Output only the count of lines that contain "DESARROLLO".
** Start DATA SECTION **
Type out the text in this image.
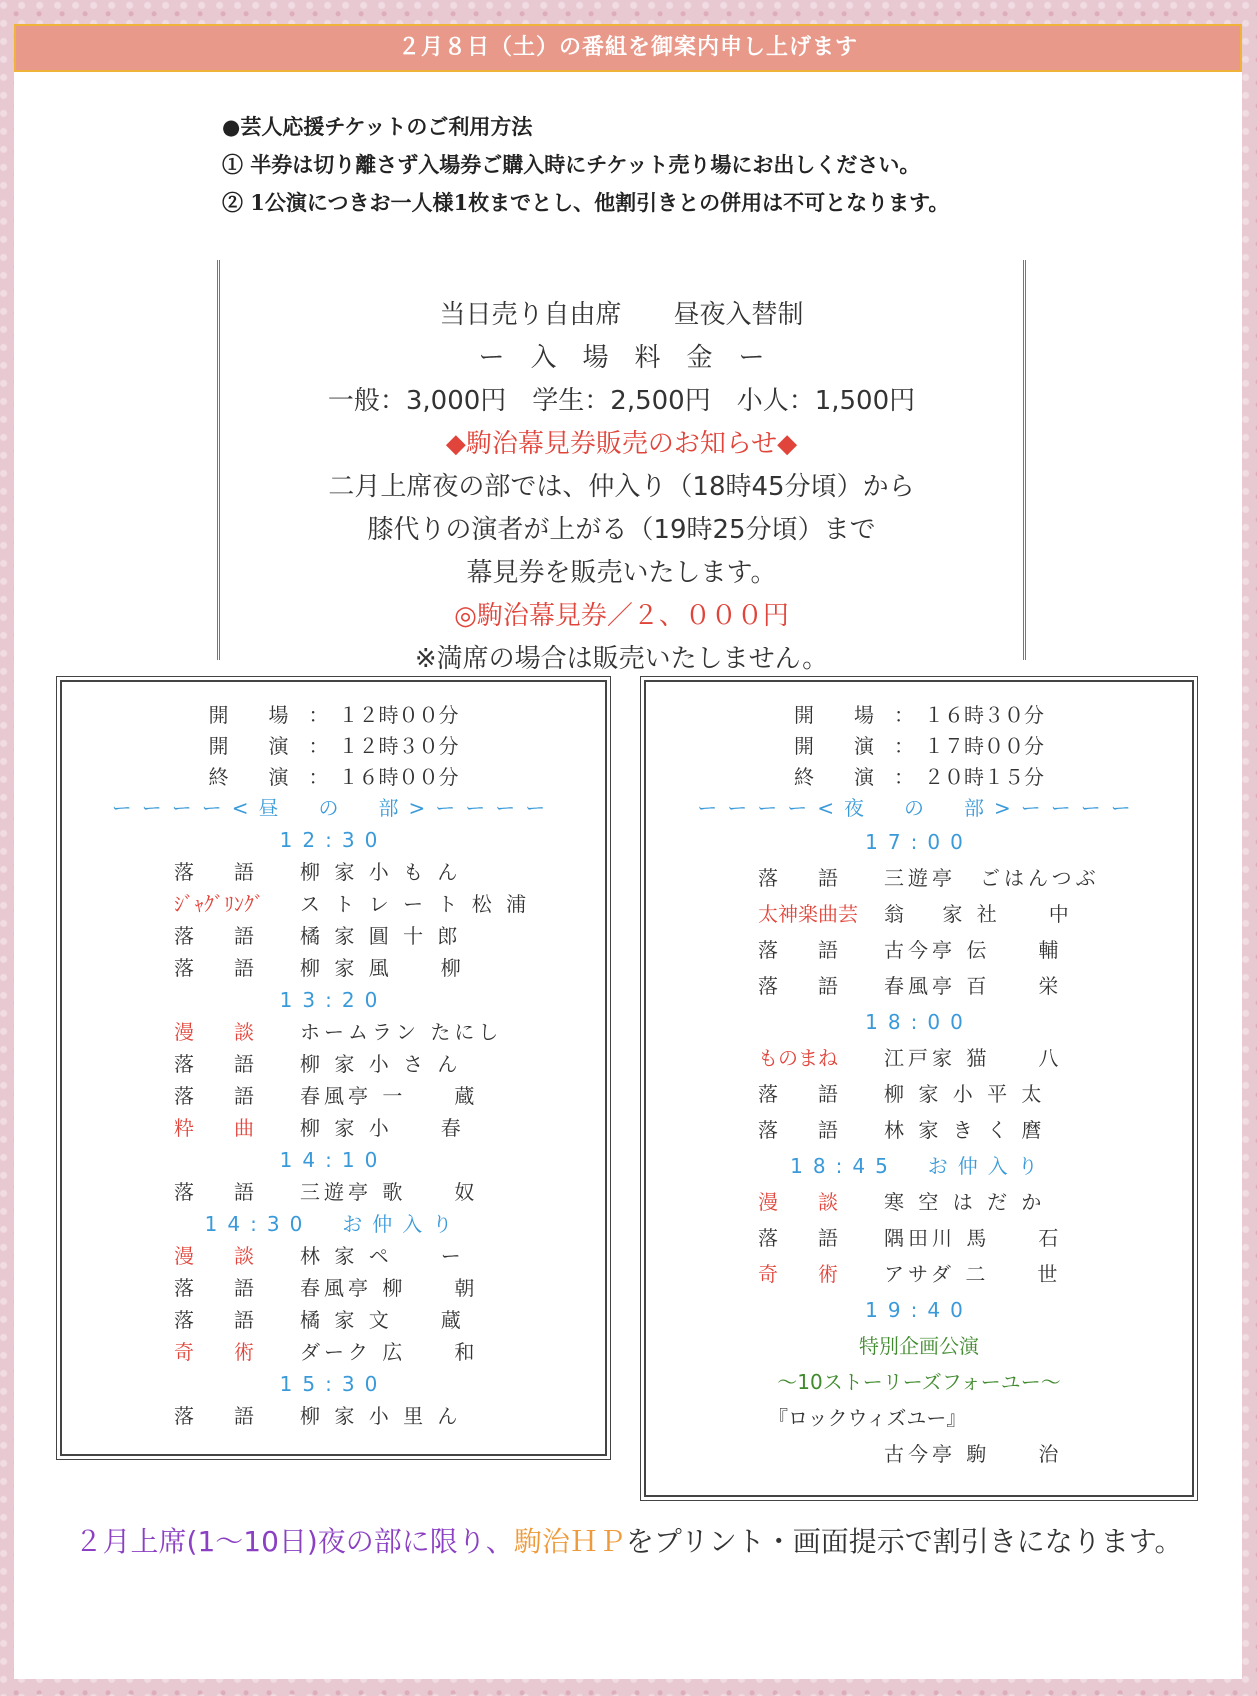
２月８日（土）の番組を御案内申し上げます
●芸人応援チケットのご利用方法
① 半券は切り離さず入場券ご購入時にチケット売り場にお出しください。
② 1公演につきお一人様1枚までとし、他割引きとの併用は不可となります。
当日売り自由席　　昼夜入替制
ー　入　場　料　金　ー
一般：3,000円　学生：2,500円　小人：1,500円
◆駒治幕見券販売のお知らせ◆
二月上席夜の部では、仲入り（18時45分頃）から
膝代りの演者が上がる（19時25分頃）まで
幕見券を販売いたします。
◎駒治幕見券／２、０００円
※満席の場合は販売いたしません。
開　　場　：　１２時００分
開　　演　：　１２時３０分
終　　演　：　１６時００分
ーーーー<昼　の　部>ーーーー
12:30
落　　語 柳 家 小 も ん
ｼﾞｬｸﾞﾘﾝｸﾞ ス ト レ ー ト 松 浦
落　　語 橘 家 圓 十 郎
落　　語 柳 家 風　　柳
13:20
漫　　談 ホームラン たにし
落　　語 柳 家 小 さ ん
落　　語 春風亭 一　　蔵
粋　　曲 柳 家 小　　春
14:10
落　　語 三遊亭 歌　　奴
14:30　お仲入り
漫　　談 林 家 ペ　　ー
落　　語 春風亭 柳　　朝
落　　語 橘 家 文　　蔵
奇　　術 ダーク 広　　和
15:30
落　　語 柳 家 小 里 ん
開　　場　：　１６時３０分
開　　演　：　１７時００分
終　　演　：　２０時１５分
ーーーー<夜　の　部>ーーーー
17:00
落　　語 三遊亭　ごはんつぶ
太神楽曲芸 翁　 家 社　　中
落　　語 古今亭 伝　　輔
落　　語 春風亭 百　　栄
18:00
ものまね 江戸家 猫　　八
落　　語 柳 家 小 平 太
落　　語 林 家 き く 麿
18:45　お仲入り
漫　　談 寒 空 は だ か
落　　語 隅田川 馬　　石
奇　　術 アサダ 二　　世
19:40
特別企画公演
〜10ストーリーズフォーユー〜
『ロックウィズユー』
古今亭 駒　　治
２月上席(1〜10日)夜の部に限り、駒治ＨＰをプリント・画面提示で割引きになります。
** End DATA SECTION **
** Start DATA SECTION **
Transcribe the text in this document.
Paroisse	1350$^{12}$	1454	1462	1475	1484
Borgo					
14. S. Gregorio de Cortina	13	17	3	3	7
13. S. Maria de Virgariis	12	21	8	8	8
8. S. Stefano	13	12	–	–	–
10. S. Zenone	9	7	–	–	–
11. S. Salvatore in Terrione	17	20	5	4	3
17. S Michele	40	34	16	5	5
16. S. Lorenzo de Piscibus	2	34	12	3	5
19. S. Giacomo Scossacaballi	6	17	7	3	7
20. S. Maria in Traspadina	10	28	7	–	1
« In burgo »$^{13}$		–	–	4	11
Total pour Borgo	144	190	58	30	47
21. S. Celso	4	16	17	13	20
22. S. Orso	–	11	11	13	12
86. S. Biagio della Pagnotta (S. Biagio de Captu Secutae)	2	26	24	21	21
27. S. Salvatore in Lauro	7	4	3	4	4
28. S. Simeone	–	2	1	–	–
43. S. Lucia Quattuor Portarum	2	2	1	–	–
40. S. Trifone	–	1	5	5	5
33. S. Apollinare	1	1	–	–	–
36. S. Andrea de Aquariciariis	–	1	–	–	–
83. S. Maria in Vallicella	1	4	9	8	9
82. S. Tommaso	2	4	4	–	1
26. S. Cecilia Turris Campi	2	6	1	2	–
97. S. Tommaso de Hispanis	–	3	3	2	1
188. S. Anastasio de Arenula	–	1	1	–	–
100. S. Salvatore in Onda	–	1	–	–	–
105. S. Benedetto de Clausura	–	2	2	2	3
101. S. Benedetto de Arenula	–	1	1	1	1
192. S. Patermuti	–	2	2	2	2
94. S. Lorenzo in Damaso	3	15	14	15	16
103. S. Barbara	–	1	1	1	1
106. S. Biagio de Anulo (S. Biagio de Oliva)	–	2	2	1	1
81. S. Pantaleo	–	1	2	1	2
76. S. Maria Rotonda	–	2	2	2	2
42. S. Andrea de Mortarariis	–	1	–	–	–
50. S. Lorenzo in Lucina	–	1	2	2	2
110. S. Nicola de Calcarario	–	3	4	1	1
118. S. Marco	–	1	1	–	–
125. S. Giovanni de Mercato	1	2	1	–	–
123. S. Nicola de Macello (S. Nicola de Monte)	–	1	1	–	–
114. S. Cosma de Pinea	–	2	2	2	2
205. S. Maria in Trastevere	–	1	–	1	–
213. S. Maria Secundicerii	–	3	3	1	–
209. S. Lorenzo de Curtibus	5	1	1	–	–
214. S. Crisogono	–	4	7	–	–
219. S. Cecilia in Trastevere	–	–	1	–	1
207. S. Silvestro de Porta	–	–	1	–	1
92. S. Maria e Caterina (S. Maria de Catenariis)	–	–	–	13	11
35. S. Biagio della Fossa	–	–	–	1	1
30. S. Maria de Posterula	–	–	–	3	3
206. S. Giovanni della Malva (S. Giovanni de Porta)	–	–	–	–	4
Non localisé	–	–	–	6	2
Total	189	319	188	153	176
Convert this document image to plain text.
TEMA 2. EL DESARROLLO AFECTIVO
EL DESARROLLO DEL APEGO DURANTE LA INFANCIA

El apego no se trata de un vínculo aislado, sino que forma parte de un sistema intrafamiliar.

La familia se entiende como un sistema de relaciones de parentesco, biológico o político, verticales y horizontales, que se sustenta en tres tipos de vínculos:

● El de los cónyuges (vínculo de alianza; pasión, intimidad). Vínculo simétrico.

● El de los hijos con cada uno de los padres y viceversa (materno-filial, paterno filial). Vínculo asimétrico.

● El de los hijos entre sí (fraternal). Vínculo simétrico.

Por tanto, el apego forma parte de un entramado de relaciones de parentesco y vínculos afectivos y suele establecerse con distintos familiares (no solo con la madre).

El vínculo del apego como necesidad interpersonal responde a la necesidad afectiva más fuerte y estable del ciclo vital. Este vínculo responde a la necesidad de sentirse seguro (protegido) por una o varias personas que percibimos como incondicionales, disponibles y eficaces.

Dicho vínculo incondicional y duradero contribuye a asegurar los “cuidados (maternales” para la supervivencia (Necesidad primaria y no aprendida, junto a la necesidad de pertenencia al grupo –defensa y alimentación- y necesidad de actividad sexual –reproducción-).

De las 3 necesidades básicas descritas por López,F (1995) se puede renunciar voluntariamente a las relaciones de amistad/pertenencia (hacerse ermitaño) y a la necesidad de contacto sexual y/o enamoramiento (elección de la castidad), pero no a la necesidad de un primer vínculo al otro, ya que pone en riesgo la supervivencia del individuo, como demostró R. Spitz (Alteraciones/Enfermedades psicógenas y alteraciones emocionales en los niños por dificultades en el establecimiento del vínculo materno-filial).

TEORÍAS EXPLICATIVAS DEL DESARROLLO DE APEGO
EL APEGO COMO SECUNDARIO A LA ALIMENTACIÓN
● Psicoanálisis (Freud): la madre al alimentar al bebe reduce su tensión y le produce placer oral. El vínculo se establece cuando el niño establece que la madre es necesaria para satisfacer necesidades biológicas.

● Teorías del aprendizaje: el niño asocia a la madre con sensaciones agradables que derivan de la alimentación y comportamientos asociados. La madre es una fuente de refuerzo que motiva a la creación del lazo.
** End DATA SECTION **
** Start DATA SECTION **
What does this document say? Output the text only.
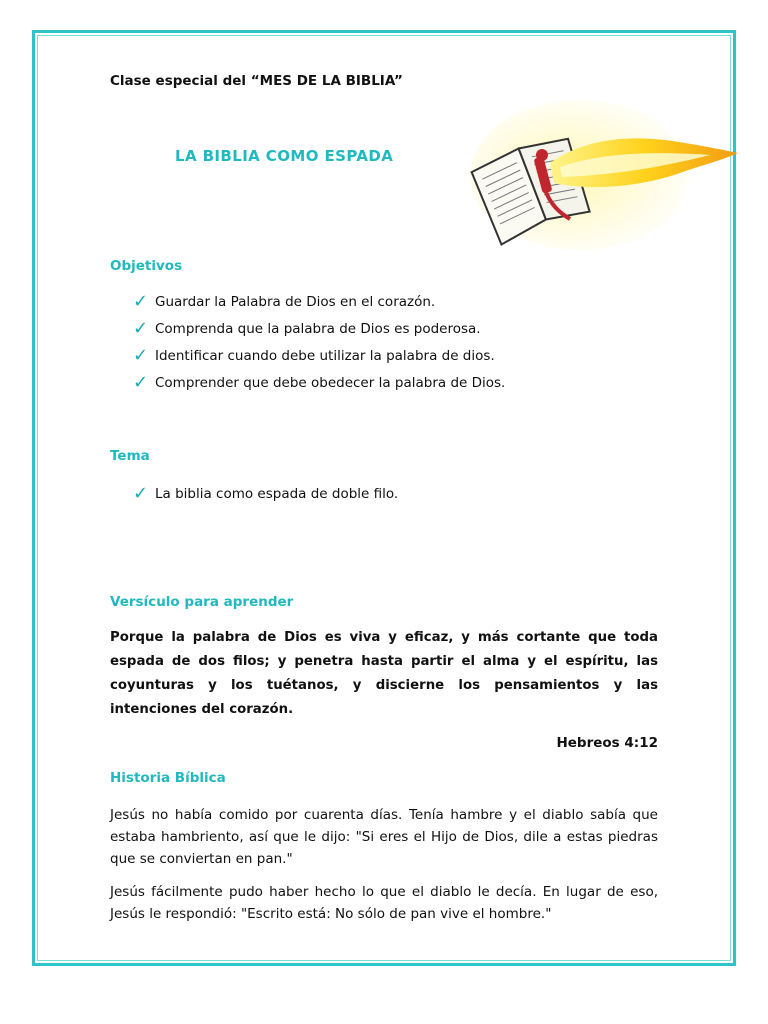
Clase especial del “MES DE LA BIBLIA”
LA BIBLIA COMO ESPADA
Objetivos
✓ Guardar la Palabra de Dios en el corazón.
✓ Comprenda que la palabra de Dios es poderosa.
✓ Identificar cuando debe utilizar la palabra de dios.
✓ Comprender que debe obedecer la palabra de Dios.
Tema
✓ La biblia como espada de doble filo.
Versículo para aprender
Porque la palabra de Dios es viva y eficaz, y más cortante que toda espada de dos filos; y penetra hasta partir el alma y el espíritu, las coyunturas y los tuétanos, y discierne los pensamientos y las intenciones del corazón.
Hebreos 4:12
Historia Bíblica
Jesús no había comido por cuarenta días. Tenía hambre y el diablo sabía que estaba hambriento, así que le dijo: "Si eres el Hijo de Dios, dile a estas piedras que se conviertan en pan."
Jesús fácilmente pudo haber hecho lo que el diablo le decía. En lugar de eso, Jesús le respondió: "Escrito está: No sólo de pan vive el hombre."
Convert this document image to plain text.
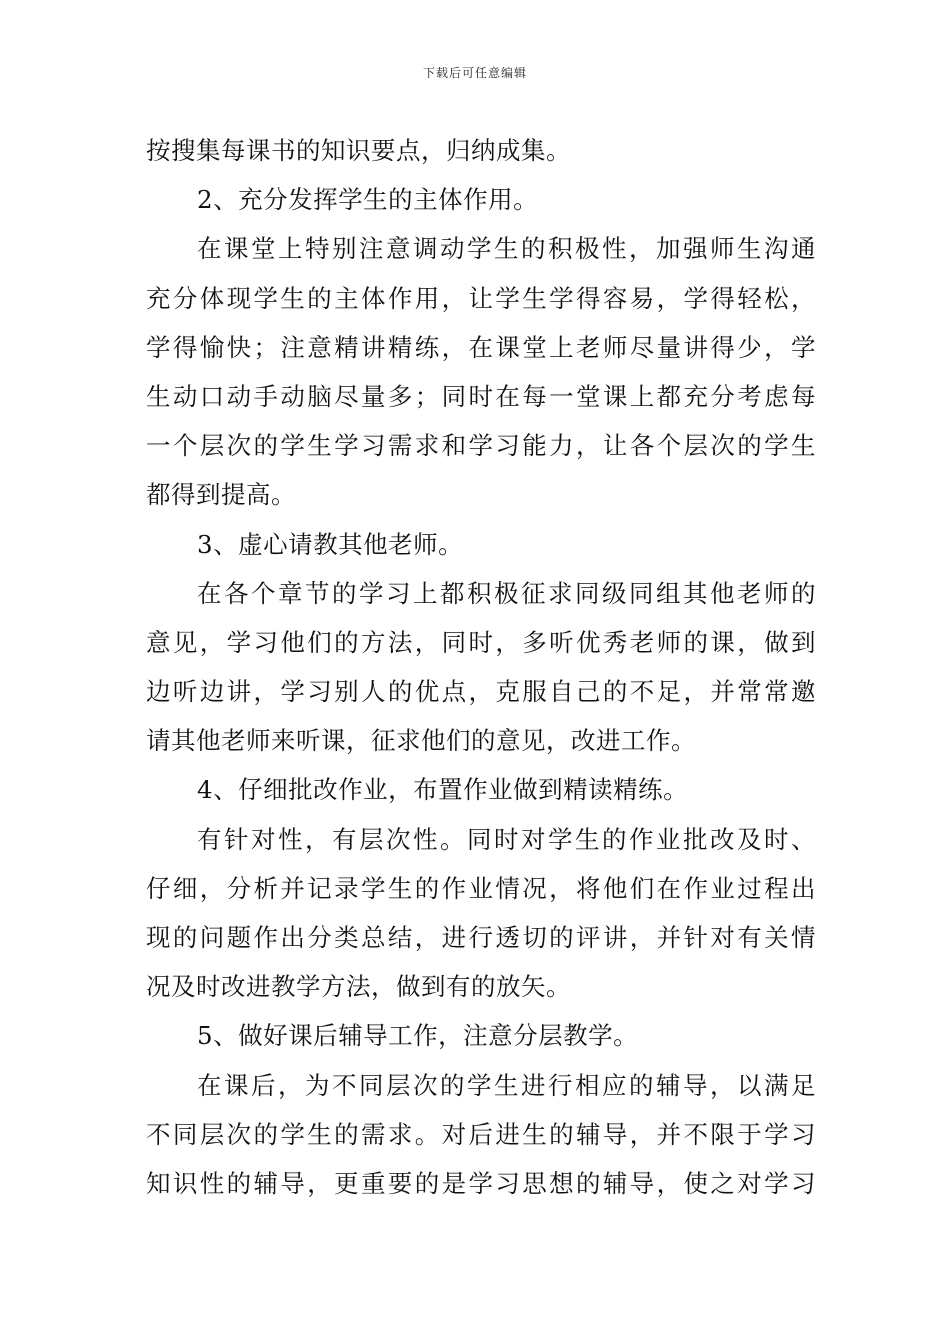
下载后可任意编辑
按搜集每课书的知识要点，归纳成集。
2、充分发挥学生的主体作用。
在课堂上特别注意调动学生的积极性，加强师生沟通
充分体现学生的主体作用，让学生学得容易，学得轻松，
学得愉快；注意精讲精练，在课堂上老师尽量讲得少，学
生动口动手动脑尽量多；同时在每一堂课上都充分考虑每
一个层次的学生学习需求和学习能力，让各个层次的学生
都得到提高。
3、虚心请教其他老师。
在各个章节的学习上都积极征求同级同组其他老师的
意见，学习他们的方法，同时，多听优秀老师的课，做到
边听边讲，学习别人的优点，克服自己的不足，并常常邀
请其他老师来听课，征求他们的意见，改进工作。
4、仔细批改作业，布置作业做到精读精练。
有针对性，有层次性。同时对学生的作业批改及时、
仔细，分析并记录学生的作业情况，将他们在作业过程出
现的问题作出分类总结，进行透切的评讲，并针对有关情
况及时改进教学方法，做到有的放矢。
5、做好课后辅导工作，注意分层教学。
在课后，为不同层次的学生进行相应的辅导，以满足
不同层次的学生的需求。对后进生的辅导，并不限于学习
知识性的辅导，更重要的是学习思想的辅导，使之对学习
** End DATA SECTION **
PROBLEM SOLUTION: 3